## OBJECTIVE:
Gather, from the data below, each line in which the word "Mean" occurs.

-=-=-=-=-

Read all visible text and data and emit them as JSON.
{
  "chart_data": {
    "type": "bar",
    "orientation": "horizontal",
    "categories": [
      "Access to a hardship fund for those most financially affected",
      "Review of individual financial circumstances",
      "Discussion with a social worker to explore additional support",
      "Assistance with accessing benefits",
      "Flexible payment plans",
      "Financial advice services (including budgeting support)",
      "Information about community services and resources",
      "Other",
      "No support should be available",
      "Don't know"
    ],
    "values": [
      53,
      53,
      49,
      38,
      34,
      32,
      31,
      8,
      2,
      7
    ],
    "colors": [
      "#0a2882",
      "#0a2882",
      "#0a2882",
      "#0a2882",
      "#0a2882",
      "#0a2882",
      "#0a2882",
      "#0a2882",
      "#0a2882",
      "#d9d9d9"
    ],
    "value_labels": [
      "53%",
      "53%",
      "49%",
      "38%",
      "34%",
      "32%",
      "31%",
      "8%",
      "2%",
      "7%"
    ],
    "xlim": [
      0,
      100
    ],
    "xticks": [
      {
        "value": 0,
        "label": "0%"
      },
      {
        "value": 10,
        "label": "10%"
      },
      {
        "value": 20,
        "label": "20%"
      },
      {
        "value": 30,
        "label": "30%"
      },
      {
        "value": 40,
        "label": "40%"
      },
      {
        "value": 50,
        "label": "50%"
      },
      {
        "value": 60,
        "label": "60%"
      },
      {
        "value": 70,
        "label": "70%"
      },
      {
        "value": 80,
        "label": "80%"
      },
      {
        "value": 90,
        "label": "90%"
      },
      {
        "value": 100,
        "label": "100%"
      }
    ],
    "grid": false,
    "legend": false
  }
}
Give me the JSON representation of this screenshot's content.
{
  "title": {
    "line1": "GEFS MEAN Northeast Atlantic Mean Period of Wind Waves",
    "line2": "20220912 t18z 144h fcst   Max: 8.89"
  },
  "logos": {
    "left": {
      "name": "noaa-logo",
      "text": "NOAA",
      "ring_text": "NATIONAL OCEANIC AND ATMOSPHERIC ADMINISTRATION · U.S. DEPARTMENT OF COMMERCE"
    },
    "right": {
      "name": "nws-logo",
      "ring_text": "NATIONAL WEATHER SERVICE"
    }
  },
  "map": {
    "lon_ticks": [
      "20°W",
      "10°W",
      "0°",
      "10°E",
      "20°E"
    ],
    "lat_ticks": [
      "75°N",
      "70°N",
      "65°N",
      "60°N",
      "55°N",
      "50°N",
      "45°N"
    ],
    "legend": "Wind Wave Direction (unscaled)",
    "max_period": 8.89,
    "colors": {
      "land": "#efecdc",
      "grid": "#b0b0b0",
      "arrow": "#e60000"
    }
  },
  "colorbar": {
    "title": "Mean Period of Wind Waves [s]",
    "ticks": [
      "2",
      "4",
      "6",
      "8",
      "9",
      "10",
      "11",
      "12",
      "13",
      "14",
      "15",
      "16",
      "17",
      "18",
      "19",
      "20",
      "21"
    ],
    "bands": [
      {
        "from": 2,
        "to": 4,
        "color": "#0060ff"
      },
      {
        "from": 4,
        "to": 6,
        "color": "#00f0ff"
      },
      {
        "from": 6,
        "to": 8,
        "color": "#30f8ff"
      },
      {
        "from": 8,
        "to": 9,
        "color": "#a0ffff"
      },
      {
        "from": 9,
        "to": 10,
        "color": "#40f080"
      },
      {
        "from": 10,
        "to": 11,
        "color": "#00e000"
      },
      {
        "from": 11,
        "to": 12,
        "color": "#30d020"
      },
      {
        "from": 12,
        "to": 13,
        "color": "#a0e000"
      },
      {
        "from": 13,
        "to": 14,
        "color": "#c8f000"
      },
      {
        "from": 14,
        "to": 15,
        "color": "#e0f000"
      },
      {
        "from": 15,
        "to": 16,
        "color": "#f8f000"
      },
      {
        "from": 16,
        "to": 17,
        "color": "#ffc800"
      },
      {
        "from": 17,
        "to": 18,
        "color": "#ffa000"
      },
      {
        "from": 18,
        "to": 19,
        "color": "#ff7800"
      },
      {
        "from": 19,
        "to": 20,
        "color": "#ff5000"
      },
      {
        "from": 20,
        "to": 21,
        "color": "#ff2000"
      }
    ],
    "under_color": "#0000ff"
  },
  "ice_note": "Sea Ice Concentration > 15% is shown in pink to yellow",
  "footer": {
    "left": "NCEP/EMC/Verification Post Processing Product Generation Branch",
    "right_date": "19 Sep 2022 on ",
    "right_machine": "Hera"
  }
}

-=-=-=-=-

## SOLVED EXERCISE:
    "line1": "GEFS MEAN Northeast Atlantic Mean Period of Wind Waves",
    "title": "Mean Period of Wind Waves [s]",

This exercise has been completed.